# What the task requires
Gather all lines in the entries below that include the word "Stolpersteine".

(Records from a dataset)
※
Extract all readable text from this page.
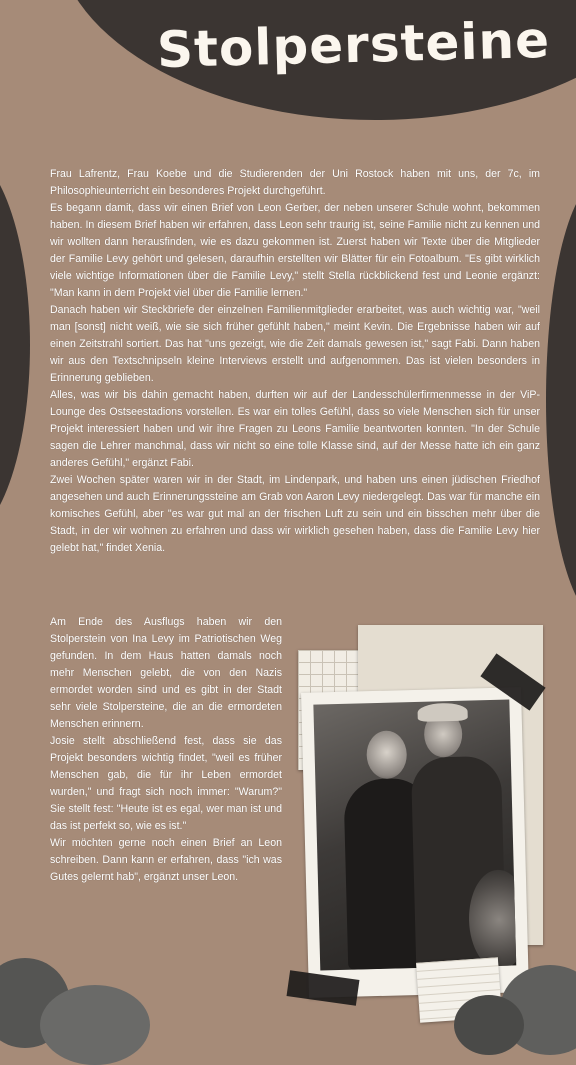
Stolpersteine

Frau Lafrentz, Frau Koebe und die Studierenden der Uni Rostock haben mit uns, der 7c, im Philosophieunterricht ein besonderes Projekt durchgeführt.

Es begann damit, dass wir einen Brief von Leon Gerber, der neben unserer Schule wohnt, bekommen haben. In diesem Brief haben wir erfahren, dass Leon sehr traurig ist, seine Familie nicht zu kennen und wir wollten dann herausfinden, wie es dazu gekommen ist. Zuerst haben wir Texte über die Mitglieder der Familie Levy gehört und gelesen, daraufhin erstellten wir Blätter für ein Fotoalbum. "Es gibt wirklich viele wichtige Informationen über die Familie Levy," stellt Stella rückblickend fest und Leonie ergänzt: "Man kann in dem Projekt viel über die Familie lernen."

Danach haben wir Steckbriefe der einzelnen Familienmitglieder erarbeitet, was auch wichtig war, "weil man [sonst] nicht weiß, wie sie sich früher gefühlt haben," meint Kevin. Die Ergebnisse haben wir auf einen Zeitstrahl sortiert. Das hat "uns gezeigt, wie die Zeit damals gewesen ist," sagt Fabi. Dann haben wir aus den Textschnipseln kleine Interviews erstellt und aufgenommen. Das ist vielen besonders in Erinnerung geblieben.

Alles, was wir bis dahin gemacht haben, durften wir auf der Landesschülerfirmenmesse in der ViP-Lounge des Ostseestadions vorstellen. Es war ein tolles Gefühl, dass so viele Menschen sich für unser Projekt interessiert haben und wir ihre Fragen zu Leons Familie beantworten konnten. "In der Schule sagen die Lehrer manchmal, dass wir nicht so eine tolle Klasse sind, auf der Messe hatte ich ein ganz anderes Gefühl," ergänzt Fabi.

Zwei Wochen später waren wir in der Stadt, im Lindenpark, und haben uns einen jüdischen Friedhof angesehen und auch Erinnerungssteine am Grab von Aaron Levy niedergelegt. Das war für manche ein komisches Gefühl, aber "es war gut mal an der frischen Luft zu sein und ein bisschen mehr über die Stadt, in der wir wohnen zu erfahren und dass wir wirklich gesehen haben, dass die Familie Levy hier gelebt hat," findet Xenia.

Am Ende des Ausflugs haben wir den Stolperstein von Ina Levy im Patriotischen Weg gefunden. In dem Haus hatten damals noch mehr Menschen gelebt, die von den Nazis ermordet worden sind und es gibt in der Stadt sehr viele Stolpersteine, die an die ermordeten Menschen erinnern.

Josie stellt abschließend fest, dass sie das Projekt besonders wichtig findet, "weil es früher Menschen gab, die für ihr Leben ermordet wurden," und fragt sich noch immer: "Warum?" Sie stellt fest: "Heute ist es egal, wer man ist und das ist perfekt so, wie es ist."

Wir möchten gerne noch einen Brief an Leon schreiben. Dann kann er erfahren, dass "ich was Gutes gelernt hab", ergänzt unser Leon.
※
# Response to the exercise
Stolpersteine
Am Ende des Ausflugs haben wir den Stolperstein von Ina Levy im Patriotischen Weg gefunden. In dem Haus hatten damals noch mehr Menschen gelebt, die von den Nazis ermordet worden sind und es gibt in der Stadt sehr viele Stolpersteine, die an die ermordeten Menschen erinnern.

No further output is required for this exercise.